EXERCISE DIRECTIONS:
Copy out the rows word for word, from the start of the rows through the line holding "help-icon: ? — [659, 306, 676, 322]", inclusive.

Stored records:
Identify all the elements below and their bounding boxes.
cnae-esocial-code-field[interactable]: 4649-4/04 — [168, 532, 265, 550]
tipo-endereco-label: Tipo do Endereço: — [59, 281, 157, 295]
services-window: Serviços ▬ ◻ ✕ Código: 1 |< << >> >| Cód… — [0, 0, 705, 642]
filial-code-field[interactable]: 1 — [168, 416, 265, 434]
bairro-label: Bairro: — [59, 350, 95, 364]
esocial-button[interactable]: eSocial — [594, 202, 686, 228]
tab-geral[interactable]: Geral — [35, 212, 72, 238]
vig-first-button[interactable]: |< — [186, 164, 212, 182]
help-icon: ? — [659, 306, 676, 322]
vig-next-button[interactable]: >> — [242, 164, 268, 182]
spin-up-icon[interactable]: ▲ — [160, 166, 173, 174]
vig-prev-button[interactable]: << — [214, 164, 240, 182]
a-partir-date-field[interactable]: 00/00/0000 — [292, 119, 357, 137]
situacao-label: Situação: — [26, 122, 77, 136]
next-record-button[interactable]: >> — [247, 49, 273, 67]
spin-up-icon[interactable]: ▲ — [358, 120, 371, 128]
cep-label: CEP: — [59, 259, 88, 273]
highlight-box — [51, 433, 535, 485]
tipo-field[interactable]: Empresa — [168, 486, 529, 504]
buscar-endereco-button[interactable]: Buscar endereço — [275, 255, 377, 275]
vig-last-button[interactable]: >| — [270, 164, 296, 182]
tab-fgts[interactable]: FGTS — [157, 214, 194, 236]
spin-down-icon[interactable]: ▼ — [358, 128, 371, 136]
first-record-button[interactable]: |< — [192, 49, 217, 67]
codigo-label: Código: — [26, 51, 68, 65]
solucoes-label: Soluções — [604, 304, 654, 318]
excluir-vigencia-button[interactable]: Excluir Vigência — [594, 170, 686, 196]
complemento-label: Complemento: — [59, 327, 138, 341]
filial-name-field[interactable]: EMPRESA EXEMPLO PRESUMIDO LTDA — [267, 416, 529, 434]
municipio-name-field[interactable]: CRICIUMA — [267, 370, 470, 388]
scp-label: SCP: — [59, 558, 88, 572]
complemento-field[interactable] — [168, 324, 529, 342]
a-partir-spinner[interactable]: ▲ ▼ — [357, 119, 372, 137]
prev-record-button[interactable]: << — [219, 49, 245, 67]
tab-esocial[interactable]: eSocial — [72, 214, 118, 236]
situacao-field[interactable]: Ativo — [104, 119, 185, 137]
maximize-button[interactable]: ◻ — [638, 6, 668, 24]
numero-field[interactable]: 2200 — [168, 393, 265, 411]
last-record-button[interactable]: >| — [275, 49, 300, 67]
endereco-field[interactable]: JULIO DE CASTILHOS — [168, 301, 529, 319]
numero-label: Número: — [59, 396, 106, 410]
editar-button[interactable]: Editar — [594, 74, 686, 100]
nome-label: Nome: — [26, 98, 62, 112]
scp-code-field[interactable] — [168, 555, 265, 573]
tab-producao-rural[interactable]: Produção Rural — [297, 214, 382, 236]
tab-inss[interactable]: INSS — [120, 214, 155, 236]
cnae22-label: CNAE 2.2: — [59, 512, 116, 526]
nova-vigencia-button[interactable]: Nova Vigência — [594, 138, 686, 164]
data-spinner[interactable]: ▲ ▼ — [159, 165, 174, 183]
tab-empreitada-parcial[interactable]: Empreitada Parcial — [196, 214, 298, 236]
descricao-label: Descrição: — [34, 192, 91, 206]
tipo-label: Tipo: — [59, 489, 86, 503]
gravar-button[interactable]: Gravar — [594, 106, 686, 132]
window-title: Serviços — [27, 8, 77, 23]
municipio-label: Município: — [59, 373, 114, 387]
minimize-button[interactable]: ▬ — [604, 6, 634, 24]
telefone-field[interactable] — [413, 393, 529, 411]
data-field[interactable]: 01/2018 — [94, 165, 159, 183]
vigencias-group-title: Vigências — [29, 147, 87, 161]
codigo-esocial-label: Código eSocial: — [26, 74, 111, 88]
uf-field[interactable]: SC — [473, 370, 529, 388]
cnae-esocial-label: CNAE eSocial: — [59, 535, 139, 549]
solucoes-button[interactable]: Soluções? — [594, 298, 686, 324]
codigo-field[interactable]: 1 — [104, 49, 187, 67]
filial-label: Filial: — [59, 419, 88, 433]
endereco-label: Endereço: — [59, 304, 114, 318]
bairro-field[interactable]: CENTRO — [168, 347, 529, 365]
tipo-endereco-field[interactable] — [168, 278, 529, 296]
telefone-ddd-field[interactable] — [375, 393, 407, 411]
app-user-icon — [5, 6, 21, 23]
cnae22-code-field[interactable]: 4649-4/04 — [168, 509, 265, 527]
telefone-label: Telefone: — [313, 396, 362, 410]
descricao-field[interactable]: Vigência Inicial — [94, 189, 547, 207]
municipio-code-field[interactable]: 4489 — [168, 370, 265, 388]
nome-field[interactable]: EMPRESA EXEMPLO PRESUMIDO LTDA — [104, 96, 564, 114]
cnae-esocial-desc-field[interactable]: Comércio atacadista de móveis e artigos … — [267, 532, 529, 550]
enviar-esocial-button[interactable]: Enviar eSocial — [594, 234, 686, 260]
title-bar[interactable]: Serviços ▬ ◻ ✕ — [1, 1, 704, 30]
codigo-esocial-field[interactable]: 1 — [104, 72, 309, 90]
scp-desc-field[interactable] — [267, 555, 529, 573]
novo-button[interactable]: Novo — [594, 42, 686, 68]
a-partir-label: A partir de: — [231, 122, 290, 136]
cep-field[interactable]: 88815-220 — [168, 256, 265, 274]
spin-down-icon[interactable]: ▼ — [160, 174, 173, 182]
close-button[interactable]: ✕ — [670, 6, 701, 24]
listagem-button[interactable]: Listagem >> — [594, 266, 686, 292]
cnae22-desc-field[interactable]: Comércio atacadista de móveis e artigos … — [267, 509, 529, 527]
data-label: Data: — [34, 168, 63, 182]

THE OUTPUT:
Identify all the elements below and their bounding boxes.
cnae-esocial-code-field[interactable]: 4649-4/04 — [168, 532, 265, 550]
tipo-endereco-label: Tipo do Endereço: — [59, 281, 157, 295]
services-window: Serviços ▬ ◻ ✕ Código: 1 |< << >> >| Cód… — [0, 0, 705, 642]
filial-code-field[interactable]: 1 — [168, 416, 265, 434]
bairro-label: Bairro: — [59, 350, 95, 364]
esocial-button[interactable]: eSocial — [594, 202, 686, 228]
tab-geral[interactable]: Geral — [35, 212, 72, 238]
vig-first-button[interactable]: |< — [186, 164, 212, 182]
help-icon: ? — [659, 306, 676, 322]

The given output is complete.